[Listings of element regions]
-- Start --

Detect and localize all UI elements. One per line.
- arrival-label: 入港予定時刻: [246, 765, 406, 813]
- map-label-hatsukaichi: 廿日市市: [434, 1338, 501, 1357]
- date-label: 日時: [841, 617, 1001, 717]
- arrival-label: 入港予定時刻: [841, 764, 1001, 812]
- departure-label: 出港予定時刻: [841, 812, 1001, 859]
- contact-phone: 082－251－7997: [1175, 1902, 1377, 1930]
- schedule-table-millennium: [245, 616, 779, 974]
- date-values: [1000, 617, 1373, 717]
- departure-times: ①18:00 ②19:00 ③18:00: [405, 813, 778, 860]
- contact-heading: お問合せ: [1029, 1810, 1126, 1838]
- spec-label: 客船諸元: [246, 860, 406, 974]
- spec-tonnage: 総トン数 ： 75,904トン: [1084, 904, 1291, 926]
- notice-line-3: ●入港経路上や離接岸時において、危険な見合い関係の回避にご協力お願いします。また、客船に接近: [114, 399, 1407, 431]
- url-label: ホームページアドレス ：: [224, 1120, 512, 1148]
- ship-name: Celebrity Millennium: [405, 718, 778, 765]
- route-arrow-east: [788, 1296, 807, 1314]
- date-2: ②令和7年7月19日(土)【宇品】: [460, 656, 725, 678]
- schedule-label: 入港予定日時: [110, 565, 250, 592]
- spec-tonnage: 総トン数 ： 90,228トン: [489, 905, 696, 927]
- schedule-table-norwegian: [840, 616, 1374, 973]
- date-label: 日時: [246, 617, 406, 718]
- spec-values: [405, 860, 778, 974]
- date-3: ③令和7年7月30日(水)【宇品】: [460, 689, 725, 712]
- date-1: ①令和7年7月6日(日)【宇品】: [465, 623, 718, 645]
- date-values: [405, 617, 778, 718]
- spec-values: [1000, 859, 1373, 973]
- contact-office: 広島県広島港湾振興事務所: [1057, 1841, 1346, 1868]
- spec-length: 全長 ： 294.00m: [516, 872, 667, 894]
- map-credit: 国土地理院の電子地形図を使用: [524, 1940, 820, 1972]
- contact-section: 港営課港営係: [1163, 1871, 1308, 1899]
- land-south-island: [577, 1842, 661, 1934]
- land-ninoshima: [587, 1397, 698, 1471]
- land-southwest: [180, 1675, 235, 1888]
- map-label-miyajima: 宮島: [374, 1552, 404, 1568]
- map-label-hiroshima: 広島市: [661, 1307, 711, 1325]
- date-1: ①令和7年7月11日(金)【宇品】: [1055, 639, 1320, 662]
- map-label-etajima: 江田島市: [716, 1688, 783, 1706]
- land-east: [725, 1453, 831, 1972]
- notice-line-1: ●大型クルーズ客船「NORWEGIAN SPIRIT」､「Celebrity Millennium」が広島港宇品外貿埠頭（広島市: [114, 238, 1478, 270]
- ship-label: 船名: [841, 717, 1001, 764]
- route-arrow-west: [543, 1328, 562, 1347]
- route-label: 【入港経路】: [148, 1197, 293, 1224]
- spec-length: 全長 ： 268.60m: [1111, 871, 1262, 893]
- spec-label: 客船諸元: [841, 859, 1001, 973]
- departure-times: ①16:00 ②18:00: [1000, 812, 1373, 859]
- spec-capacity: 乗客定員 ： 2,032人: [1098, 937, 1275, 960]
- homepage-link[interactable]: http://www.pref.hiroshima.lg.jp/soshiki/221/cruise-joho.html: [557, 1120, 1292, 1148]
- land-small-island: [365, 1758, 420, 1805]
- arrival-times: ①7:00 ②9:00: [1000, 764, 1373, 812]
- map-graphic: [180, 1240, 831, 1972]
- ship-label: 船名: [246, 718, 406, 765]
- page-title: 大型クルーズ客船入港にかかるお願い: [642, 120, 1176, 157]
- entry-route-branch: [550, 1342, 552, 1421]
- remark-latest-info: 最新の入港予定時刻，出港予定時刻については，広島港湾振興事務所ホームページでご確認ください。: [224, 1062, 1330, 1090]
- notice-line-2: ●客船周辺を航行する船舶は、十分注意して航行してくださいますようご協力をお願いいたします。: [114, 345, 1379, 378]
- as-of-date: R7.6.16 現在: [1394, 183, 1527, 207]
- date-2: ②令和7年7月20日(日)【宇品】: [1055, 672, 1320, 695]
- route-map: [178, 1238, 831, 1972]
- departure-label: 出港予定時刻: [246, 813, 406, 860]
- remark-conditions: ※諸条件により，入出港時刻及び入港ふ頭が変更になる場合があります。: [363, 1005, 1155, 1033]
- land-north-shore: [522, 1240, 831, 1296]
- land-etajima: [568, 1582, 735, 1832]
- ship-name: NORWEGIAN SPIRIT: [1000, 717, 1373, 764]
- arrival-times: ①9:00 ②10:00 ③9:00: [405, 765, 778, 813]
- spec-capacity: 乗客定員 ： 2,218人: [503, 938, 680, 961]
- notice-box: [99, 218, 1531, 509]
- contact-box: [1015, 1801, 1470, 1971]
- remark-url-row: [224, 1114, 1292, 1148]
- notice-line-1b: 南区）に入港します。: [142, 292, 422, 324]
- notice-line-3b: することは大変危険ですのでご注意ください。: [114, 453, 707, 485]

-- End --

→ EXERCISE GOAL:
Recast every one of the records above as a Markdown table with two columns, Row and Line. Number each line in order under Row and skip any blank lines.

→ THE RESULT:
| Row | Line |
|---|---|
| 1 | Detect and localize all UI elements. One per line. |
| 2 | - arrival-label: 入港予定時刻: [246, 765, 406, 813] |
| 3 | - map-label-hatsukaichi: 廿日市市: [434, 1338, 501, 1357] |
| 4 | - date-label: 日時: [841, 617, 1001, 717] |
| 5 | - arrival-label: 入港予定時刻: [841, 764, 1001, 812] |
| 6 | - departure-label: 出港予定時刻: [841, 812, 1001, 859] |
| 7 | - contact-phone: 082－251－7997: [1175, 1902, 1377, 1930] |
| 8 | - schedule-table-millennium: [245, 616, 779, 974] |
| 9 | - date-values: [1000, 617, 1373, 717] |
| 10 | - departure-times: ①18:00 ②19:00 ③18:00: [405, 813, 778, 860] |
| 11 | - contact-heading: お問合せ: [1029, 1810, 1126, 1838] |
| 12 | - spec-label: 客船諸元: [246, 860, 406, 974] |
| 13 | - spec-tonnage: 総トン数 ： 75,904トン: [1084, 904, 1291, 926] |
| 14 | - notice-line-3: ●入港経路上や離接岸時において、危険な見合い関係の回避にご協力お願いします。また、客船に接近: [114, 399, 1407, 431] |
| 15 | - url-label: ホームページアドレス ：: [224, 1120, 512, 1148] |
| 16 | - ship-name: Celebrity Millennium: [405, 718, 778, 765] |
| 17 | - route-arrow-east: [788, 1296, 807, 1314] |
| 18 | - date-2: ②令和7年7月19日(土)【宇品】: [460, 656, 725, 678] |
| 19 | - schedule-label: 入港予定日時: [110, 565, 250, 592] |
| 20 | - spec-tonnage: 総トン数 ： 90,228トン: [489, 905, 696, 927] |
| 21 | - schedule-table-norwegian: [840, 616, 1374, 973] |
| 22 | - date-label: 日時: [246, 617, 406, 718] |
| 23 | - spec-values: [405, 860, 778, 974] |
| 24 | - date-3: ③令和7年7月30日(水)【宇品】: [460, 689, 725, 712] |
| 25 | - date-1: ①令和7年7月6日(日)【宇品】: [465, 623, 718, 645] |
| 26 | - date-values: [405, 617, 778, 718] |
| 27 | - spec-values: [1000, 859, 1373, 973] |
| 28 | - contact-office: 広島県広島港湾振興事務所: [1057, 1841, 1346, 1868] |
| 29 | - spec-length: 全長 ： 294.00m: [516, 872, 667, 894] |
| 30 | - map-credit: 国土地理院の電子地形図を使用: [524, 1940, 820, 1972] |
| 31 | - contact-section: 港営課港営係: [1163, 1871, 1308, 1899] |
| 32 | - land-south-island: [577, 1842, 661, 1934] |
| 33 | - land-ninoshima: [587, 1397, 698, 1471] |
| 34 | - land-southwest: [180, 1675, 235, 1888] |
| 35 | - map-label-miyajima: 宮島: [374, 1552, 404, 1568] |
| 36 | - map-label-hiroshima: 広島市: [661, 1307, 711, 1325] |
| 37 | - date-1: ①令和7年7月11日(金)【宇品】: [1055, 639, 1320, 662] |
| 38 | - map-label-etajima: 江田島市: [716, 1688, 783, 1706] |
| 39 | - land-east: [725, 1453, 831, 1972] |
| 40 | - notice-line-1: ●大型クルーズ客船「NORWEGIAN SPIRIT」､「Celebrity Millennium」が広島港宇品外貿埠頭（広島市: [114, 238, 1478, 270] |
| 41 | - ship-label: 船名: [841, 717, 1001, 764] |
| 42 | - route-arrow-west: [543, 1328, 562, 1347] |
| 43 | - route-label: 【入港経路】: [148, 1197, 293, 1224] |
| 44 | - spec-length: 全長 ： 268.60m: [1111, 871, 1262, 893] |
| 45 | - spec-label: 客船諸元: [841, 859, 1001, 973] |
| 46 | - departure-times: ①16:00 ②18:00: [1000, 812, 1373, 859] |
| 47 | - spec-capacity: 乗客定員 ： 2,032人: [1098, 937, 1275, 960] |
| 48 | - homepage-link[interactable]: http://www.pref.hiroshima.lg.jp/soshiki/221/cruise-joho.html: [557, 1120, 1292, 1148] |
| 49 | - land-small-island: [365, 1758, 420, 1805] |
| 50 | - arrival-times: ①7:00 ②9:00: [1000, 764, 1373, 812] |
| 51 | - map-graphic: [180, 1240, 831, 1972] |
| 52 | - ship-label: 船名: [246, 718, 406, 765] |
| 53 | - page-title: 大型クルーズ客船入港にかかるお願い: [642, 120, 1176, 157] |
| 54 | - entry-route-branch: [550, 1342, 552, 1421] |
| 55 | - remark-latest-info: 最新の入港予定時刻，出港予定時刻については，広島港湾振興事務所ホームページでご確認ください。: [224, 1062, 1330, 1090] |
| 56 | - notice-line-2: ●客船周辺を航行する船舶は、十分注意して航行してくださいますようご協力をお願いいたします。: [114, 345, 1379, 378] |
| 57 | - as-of-date: R7.6.16 現在: [1394, 183, 1527, 207] |
| 58 | - date-2: ②令和7年7月20日(日)【宇品】: [1055, 672, 1320, 695] |
| 59 | - route-map: [178, 1238, 831, 1972] |
| 60 | - departure-label: 出港予定時刻: [246, 813, 406, 860] |
| 61 | - remark-conditions: ※諸条件により，入出港時刻及び入港ふ頭が変更になる場合があります。: [363, 1005, 1155, 1033] |
| 62 | - land-north-shore: [522, 1240, 831, 1296] |
| 63 | - land-etajima: [568, 1582, 735, 1832] |
| 64 | - ship-name: NORWEGIAN SPIRIT: [1000, 717, 1373, 764] |
| 65 | - arrival-times: ①9:00 ②10:00 ③9:00: [405, 765, 778, 813] |
| 66 | - spec-capacity: 乗客定員 ： 2,218人: [503, 938, 680, 961] |
| 67 | - notice-box: [99, 218, 1531, 509] |
| 68 | - contact-box: [1015, 1801, 1470, 1971] |
| 69 | - remark-url-row: [224, 1114, 1292, 1148] |
| 70 | - notice-line-1b: 南区）に入港します。: [142, 292, 422, 324] |
| 71 | - notice-line-3b: することは大変危険ですのでご注意ください。: [114, 453, 707, 485] |